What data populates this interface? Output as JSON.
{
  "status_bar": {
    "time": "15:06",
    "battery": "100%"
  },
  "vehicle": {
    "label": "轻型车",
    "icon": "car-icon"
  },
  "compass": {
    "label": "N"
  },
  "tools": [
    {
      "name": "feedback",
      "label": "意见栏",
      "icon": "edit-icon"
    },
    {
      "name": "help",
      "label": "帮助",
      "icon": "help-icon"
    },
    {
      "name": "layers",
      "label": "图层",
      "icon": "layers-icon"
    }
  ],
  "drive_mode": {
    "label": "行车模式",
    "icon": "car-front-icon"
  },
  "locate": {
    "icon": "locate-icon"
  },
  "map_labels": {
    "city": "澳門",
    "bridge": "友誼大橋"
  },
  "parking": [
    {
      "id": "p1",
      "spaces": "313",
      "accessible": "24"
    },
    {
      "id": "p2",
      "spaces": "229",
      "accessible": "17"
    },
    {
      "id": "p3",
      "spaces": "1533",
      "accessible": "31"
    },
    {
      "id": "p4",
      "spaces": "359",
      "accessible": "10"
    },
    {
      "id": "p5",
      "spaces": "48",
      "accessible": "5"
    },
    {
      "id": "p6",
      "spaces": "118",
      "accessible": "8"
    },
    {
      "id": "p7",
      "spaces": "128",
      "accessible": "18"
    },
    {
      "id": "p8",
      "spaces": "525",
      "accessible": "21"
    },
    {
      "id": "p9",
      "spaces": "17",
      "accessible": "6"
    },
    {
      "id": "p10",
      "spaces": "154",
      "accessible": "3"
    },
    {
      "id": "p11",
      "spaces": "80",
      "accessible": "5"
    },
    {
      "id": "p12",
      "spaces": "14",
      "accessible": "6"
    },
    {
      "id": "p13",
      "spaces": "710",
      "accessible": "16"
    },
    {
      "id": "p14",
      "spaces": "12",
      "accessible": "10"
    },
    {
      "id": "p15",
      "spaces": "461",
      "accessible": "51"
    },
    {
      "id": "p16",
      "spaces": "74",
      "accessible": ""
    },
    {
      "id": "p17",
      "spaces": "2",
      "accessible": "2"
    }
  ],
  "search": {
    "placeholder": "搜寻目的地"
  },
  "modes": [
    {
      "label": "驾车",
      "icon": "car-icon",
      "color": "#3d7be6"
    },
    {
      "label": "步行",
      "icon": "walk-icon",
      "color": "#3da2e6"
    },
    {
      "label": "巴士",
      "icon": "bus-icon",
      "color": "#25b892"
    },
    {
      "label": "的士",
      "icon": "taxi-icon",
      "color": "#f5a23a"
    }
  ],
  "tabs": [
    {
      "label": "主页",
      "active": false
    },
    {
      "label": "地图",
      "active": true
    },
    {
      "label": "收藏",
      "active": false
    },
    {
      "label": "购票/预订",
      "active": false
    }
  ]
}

================

> Aim of the exercise
Extract all of the data shown above without alteration.

> Finished task
What data populates this interface? Output as JSON.
{
  "status_bar": {
    "time": "15:06",
    "battery": "100%"
  },
  "vehicle": {
    "label": "轻型车",
    "icon": "car-icon"
  },
  "compass": {
    "label": "N"
  },
  "tools": [
    {
      "name": "feedback",
      "label": "意见栏",
      "icon": "edit-icon"
    },
    {
      "name": "help",
      "label": "帮助",
      "icon": "help-icon"
    },
    {
      "name": "layers",
      "label": "图层",
      "icon": "layers-icon"
    }
  ],
  "drive_mode": {
    "label": "行车模式",
    "icon": "car-front-icon"
  },
  "locate": {
    "icon": "locate-icon"
  },
  "map_labels": {
    "city": "澳門",
    "bridge": "友誼大橋"
  },
  "parking": [
    {
      "id": "p1",
      "spaces": "313",
      "accessible": "24"
    },
    {
      "id": "p2",
      "spaces": "229",
      "accessible": "17"
    },
    {
      "id": "p3",
      "spaces": "1533",
      "accessible": "31"
    },
    {
      "id": "p4",
      "spaces": "359",
      "accessible": "10"
    },
    {
      "id": "p5",
      "spaces": "48",
      "accessible": "5"
    },
    {
      "id": "p6",
      "spaces": "118",
      "accessible": "8"
    },
    {
      "id": "p7",
      "spaces": "128",
      "accessible": "18"
    },
    {
      "id": "p8",
      "spaces": "525",
      "accessible": "21"
    },
    {
      "id": "p9",
      "spaces": "17",
      "accessible": "6"
    },
    {
      "id": "p10",
      "spaces": "154",
      "accessible": "3"
    },
    {
      "id": "p11",
      "spaces": "80",
      "accessible": "5"
    },
    {
      "id": "p12",
      "spaces": "14",
      "accessible": "6"
    },
    {
      "id": "p13",
      "spaces": "710",
      "accessible": "16"
    },
    {
      "id": "p14",
      "spaces": "12",
      "accessible": "10"
    },
    {
      "id": "p15",
      "spaces": "461",
      "accessible": "51"
    },
    {
      "id": "p16",
      "spaces": "74",
      "accessible": ""
    },
    {
      "id": "p17",
      "spaces": "2",
      "accessible": "2"
    }
  ],
  "search": {
    "placeholder": "搜寻目的地"
  },
  "modes": [
    {
      "label": "驾车",
      "icon": "car-icon",
      "color": "#3d7be6"
    },
    {
      "label": "步行",
      "icon": "walk-icon",
      "color": "#3da2e6"
    },
    {
      "label": "巴士",
      "icon": "bus-icon",
      "color": "#25b892"
    },
    {
      "label": "的士",
      "icon": "taxi-icon",
      "color": "#f5a23a"
    }
  ],
  "tabs": [
    {
      "label": "主页",
      "active": false
    },
    {
      "label": "地图",
      "active": true
    },
    {
      "label": "收藏",
      "active": false
    },
    {
      "label": "购票/预订",
      "active": false
    }
  ]
}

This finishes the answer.